# TASK INSTRUCTIONS
Copy the records below exactly, omitting any pictures they contain.

# RECORDS PROVIDED

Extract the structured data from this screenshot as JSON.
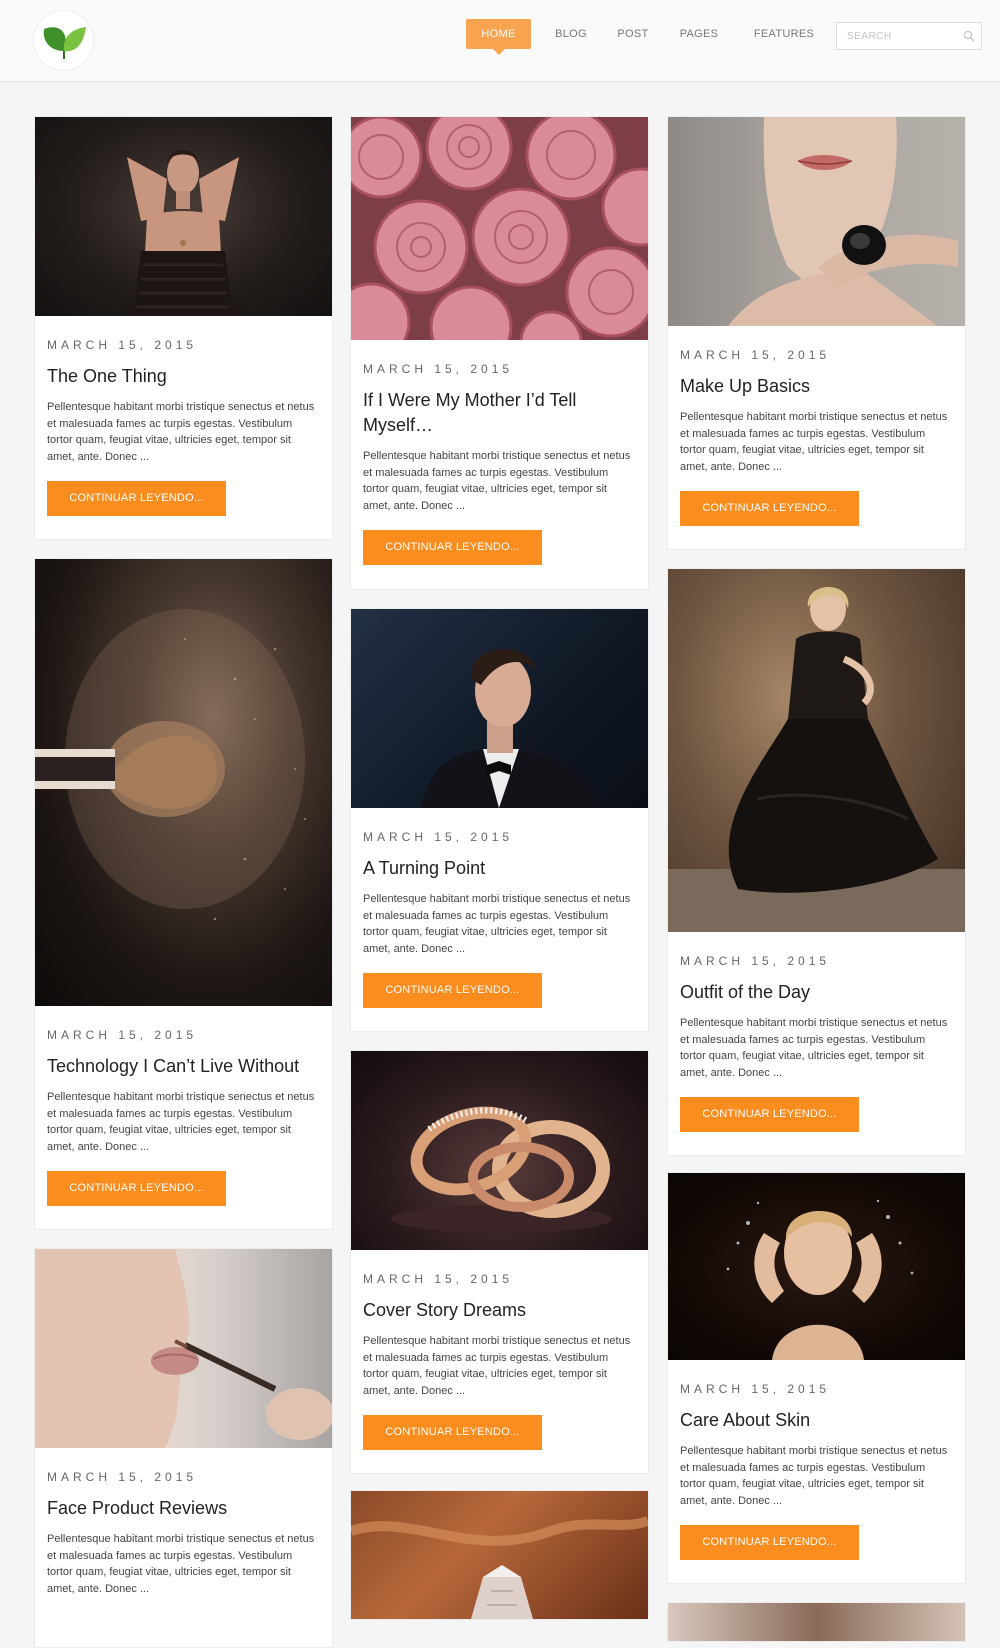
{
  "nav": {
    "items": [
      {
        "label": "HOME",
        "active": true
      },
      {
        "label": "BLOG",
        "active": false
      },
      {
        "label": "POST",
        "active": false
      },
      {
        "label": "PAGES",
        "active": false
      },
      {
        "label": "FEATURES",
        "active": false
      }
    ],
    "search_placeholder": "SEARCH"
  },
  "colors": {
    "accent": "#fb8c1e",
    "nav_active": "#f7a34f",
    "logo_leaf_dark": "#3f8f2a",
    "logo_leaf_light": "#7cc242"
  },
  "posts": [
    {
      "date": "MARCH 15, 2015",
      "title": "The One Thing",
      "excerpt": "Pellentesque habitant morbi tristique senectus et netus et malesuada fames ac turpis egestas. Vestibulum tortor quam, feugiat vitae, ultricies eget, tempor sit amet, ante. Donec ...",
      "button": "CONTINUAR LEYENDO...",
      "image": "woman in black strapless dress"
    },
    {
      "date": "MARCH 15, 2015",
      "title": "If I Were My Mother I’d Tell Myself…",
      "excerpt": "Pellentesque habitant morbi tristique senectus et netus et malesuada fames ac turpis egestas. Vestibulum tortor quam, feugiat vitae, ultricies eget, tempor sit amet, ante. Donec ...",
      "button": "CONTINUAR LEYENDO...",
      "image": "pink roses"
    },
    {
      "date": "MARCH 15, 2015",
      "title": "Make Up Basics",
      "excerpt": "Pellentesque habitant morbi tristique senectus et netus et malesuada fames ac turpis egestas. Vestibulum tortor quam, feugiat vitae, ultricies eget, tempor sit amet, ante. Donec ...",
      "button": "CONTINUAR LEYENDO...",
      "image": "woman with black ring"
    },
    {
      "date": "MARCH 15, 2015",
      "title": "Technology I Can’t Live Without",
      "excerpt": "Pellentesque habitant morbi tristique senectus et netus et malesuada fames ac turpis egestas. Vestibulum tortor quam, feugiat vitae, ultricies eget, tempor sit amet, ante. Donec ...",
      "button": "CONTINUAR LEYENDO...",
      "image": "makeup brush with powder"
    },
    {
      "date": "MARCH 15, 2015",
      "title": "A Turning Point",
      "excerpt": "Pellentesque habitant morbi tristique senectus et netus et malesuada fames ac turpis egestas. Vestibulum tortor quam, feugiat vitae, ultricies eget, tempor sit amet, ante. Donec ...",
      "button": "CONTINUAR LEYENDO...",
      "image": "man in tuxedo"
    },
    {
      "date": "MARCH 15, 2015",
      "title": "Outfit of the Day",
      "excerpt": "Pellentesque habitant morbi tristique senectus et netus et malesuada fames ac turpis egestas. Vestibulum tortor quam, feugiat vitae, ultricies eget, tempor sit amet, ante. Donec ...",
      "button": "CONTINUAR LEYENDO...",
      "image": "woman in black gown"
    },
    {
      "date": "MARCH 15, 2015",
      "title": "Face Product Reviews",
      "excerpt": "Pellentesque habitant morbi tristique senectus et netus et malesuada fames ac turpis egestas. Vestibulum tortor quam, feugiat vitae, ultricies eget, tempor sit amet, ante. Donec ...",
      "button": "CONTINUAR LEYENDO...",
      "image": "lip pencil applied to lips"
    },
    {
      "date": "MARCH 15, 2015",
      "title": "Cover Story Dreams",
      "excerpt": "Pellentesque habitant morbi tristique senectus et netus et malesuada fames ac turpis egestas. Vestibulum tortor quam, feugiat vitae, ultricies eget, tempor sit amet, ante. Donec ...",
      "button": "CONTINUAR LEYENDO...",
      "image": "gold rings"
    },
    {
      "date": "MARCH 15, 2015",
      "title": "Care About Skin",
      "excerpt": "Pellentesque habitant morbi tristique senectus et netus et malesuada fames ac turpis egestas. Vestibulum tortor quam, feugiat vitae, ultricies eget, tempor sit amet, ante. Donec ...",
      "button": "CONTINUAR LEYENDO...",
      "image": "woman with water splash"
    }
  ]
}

# FINISHED EXERCISE
Extract the structured data from this screenshot as JSON.
{
  "nav": {
    "items": [
      {
        "label": "HOME",
        "active": true
      },
      {
        "label": "BLOG",
        "active": false
      },
      {
        "label": "POST",
        "active": false
      },
      {
        "label": "PAGES",
        "active": false
      },
      {
        "label": "FEATURES",
        "active": false
      }
    ],
    "search_placeholder": "SEARCH"
  },
  "colors": {
    "accent": "#fb8c1e",
    "nav_active": "#f7a34f",
    "logo_leaf_dark": "#3f8f2a",
    "logo_leaf_light": "#7cc242"
  },
  "posts": [
    {
      "date": "MARCH 15, 2015",
      "title": "The One Thing",
      "excerpt": "Pellentesque habitant morbi tristique senectus et netus et malesuada fames ac turpis egestas. Vestibulum tortor quam, feugiat vitae, ultricies eget, tempor sit amet, ante. Donec ...",
      "button": "CONTINUAR LEYENDO...",
      "image": "woman in black strapless dress"
    },
    {
      "date": "MARCH 15, 2015",
      "title": "If I Were My Mother I’d Tell Myself…",
      "excerpt": "Pellentesque habitant morbi tristique senectus et netus et malesuada fames ac turpis egestas. Vestibulum tortor quam, feugiat vitae, ultricies eget, tempor sit amet, ante. Donec ...",
      "button": "CONTINUAR LEYENDO...",
      "image": "pink roses"
    },
    {
      "date": "MARCH 15, 2015",
      "title": "Make Up Basics",
      "excerpt": "Pellentesque habitant morbi tristique senectus et netus et malesuada fames ac turpis egestas. Vestibulum tortor quam, feugiat vitae, ultricies eget, tempor sit amet, ante. Donec ...",
      "button": "CONTINUAR LEYENDO...",
      "image": "woman with black ring"
    },
    {
      "date": "MARCH 15, 2015",
      "title": "Technology I Can’t Live Without",
      "excerpt": "Pellentesque habitant morbi tristique senectus et netus et malesuada fames ac turpis egestas. Vestibulum tortor quam, feugiat vitae, ultricies eget, tempor sit amet, ante. Donec ...",
      "button": "CONTINUAR LEYENDO...",
      "image": "makeup brush with powder"
    },
    {
      "date": "MARCH 15, 2015",
      "title": "A Turning Point",
      "excerpt": "Pellentesque habitant morbi tristique senectus et netus et malesuada fames ac turpis egestas. Vestibulum tortor quam, feugiat vitae, ultricies eget, tempor sit amet, ante. Donec ...",
      "button": "CONTINUAR LEYENDO...",
      "image": "man in tuxedo"
    },
    {
      "date": "MARCH 15, 2015",
      "title": "Outfit of the Day",
      "excerpt": "Pellentesque habitant morbi tristique senectus et netus et malesuada fames ac turpis egestas. Vestibulum tortor quam, feugiat vitae, ultricies eget, tempor sit amet, ante. Donec ...",
      "button": "CONTINUAR LEYENDO...",
      "image": "woman in black gown"
    },
    {
      "date": "MARCH 15, 2015",
      "title": "Face Product Reviews",
      "excerpt": "Pellentesque habitant morbi tristique senectus et netus et malesuada fames ac turpis egestas. Vestibulum tortor quam, feugiat vitae, ultricies eget, tempor sit amet, ante. Donec ...",
      "button": "CONTINUAR LEYENDO...",
      "image": "lip pencil applied to lips"
    },
    {
      "date": "MARCH 15, 2015",
      "title": "Cover Story Dreams",
      "excerpt": "Pellentesque habitant morbi tristique senectus et netus et malesuada fames ac turpis egestas. Vestibulum tortor quam, feugiat vitae, ultricies eget, tempor sit amet, ante. Donec ...",
      "button": "CONTINUAR LEYENDO...",
      "image": "gold rings"
    },
    {
      "date": "MARCH 15, 2015",
      "title": "Care About Skin",
      "excerpt": "Pellentesque habitant morbi tristique senectus et netus et malesuada fames ac turpis egestas. Vestibulum tortor quam, feugiat vitae, ultricies eget, tempor sit amet, ante. Donec ...",
      "button": "CONTINUAR LEYENDO...",
      "image": "woman with water splash"
    }
  ]
}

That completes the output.